● WHAT THE TASK ASKS:
Where a line holds "colonna", copy it.

● ITEMS:
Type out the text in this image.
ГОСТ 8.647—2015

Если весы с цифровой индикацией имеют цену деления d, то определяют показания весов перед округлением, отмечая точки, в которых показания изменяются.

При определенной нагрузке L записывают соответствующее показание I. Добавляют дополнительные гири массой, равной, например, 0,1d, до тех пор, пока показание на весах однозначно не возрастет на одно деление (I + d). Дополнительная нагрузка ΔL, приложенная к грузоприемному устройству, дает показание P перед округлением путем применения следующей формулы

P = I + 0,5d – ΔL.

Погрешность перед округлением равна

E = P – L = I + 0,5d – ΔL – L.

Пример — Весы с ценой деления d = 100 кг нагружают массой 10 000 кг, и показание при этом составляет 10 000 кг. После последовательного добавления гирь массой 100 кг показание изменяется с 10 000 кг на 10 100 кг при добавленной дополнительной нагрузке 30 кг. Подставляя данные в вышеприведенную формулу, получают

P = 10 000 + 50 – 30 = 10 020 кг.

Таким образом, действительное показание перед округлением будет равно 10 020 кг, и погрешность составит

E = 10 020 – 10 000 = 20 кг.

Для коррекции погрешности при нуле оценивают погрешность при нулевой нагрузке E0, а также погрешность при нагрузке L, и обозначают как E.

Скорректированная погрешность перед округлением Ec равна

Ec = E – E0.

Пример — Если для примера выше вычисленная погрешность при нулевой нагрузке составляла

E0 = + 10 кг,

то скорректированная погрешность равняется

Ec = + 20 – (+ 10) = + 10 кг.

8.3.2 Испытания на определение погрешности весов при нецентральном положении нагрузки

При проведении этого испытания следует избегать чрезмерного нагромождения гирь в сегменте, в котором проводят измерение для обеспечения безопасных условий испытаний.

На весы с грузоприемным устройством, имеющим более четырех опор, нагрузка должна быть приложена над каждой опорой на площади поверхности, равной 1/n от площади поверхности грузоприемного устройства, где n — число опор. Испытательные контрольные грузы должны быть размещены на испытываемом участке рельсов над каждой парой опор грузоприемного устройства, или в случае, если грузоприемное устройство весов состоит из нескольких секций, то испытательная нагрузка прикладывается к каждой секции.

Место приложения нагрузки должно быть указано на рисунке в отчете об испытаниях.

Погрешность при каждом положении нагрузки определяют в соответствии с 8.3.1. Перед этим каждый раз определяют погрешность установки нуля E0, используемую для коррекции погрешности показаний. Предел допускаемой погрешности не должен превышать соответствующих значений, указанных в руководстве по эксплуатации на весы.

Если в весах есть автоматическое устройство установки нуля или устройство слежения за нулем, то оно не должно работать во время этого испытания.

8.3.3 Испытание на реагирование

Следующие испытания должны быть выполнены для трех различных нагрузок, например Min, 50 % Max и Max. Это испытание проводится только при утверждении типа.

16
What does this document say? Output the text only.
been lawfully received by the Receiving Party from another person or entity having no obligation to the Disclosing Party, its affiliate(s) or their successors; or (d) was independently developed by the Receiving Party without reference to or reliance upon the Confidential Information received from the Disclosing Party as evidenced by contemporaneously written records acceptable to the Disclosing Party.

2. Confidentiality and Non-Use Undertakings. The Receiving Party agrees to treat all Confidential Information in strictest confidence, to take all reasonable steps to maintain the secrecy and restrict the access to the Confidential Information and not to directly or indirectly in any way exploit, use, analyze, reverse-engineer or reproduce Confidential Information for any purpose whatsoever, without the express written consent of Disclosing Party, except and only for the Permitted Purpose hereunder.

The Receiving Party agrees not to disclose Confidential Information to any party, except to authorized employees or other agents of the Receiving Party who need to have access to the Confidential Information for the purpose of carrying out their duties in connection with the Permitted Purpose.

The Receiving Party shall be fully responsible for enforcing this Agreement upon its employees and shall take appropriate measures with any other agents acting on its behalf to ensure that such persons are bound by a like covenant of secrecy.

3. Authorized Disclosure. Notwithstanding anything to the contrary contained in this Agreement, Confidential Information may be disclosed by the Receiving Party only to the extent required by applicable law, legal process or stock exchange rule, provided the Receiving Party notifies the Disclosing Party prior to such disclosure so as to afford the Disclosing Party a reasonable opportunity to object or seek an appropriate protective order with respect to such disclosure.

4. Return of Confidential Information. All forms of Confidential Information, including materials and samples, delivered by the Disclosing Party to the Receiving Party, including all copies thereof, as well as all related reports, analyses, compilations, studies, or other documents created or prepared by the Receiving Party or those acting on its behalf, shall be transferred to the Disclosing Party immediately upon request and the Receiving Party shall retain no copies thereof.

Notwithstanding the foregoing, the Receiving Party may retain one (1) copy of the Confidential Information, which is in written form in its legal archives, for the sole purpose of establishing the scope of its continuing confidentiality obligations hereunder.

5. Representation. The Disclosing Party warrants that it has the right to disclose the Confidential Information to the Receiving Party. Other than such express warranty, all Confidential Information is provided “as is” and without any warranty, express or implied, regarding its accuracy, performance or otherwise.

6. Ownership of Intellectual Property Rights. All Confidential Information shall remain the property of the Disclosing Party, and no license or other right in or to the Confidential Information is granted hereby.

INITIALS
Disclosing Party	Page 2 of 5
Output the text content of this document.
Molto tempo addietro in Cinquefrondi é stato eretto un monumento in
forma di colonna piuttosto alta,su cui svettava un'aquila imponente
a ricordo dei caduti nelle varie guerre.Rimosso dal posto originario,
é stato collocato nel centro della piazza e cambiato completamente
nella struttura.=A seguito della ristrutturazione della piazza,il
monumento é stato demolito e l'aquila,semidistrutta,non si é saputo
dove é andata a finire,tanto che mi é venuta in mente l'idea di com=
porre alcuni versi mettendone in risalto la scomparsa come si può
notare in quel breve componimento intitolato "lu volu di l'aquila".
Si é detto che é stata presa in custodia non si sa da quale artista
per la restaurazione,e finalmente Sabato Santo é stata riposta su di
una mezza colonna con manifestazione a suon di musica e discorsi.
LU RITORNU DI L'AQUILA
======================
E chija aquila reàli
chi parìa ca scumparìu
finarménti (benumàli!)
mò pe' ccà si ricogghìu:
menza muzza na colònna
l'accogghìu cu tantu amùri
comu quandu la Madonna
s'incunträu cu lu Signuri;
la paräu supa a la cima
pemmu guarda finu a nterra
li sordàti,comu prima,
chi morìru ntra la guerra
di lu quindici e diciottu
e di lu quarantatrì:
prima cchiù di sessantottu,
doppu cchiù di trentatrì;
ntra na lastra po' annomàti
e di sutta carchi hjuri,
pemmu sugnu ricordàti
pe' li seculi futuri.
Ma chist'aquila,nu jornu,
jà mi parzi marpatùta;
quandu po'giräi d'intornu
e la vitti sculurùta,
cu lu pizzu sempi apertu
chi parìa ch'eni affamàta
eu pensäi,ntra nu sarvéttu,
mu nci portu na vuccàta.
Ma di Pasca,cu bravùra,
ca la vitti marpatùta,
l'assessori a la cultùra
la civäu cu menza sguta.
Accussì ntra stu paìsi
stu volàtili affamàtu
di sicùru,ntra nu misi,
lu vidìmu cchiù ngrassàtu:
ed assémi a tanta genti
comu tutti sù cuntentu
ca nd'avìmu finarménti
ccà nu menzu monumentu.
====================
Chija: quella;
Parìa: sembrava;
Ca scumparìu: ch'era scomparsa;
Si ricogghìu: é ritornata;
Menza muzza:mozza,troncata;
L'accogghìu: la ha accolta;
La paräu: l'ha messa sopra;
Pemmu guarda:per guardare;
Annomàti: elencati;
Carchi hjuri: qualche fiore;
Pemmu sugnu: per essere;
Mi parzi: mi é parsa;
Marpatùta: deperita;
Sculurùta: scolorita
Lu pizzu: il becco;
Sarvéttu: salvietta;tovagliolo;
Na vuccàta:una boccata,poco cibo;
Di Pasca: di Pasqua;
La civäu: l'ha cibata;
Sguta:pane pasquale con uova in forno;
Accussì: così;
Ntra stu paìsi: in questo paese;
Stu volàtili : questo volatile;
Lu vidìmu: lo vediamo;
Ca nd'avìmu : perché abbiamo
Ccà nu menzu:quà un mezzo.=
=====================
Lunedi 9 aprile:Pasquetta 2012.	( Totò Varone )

● RESULT OF THE EXERCISE:
forma di colonna piuttosto alta,su cui svettava un'aquila imponente
una mezza colonna con manifestazione a suon di musica e discorsi.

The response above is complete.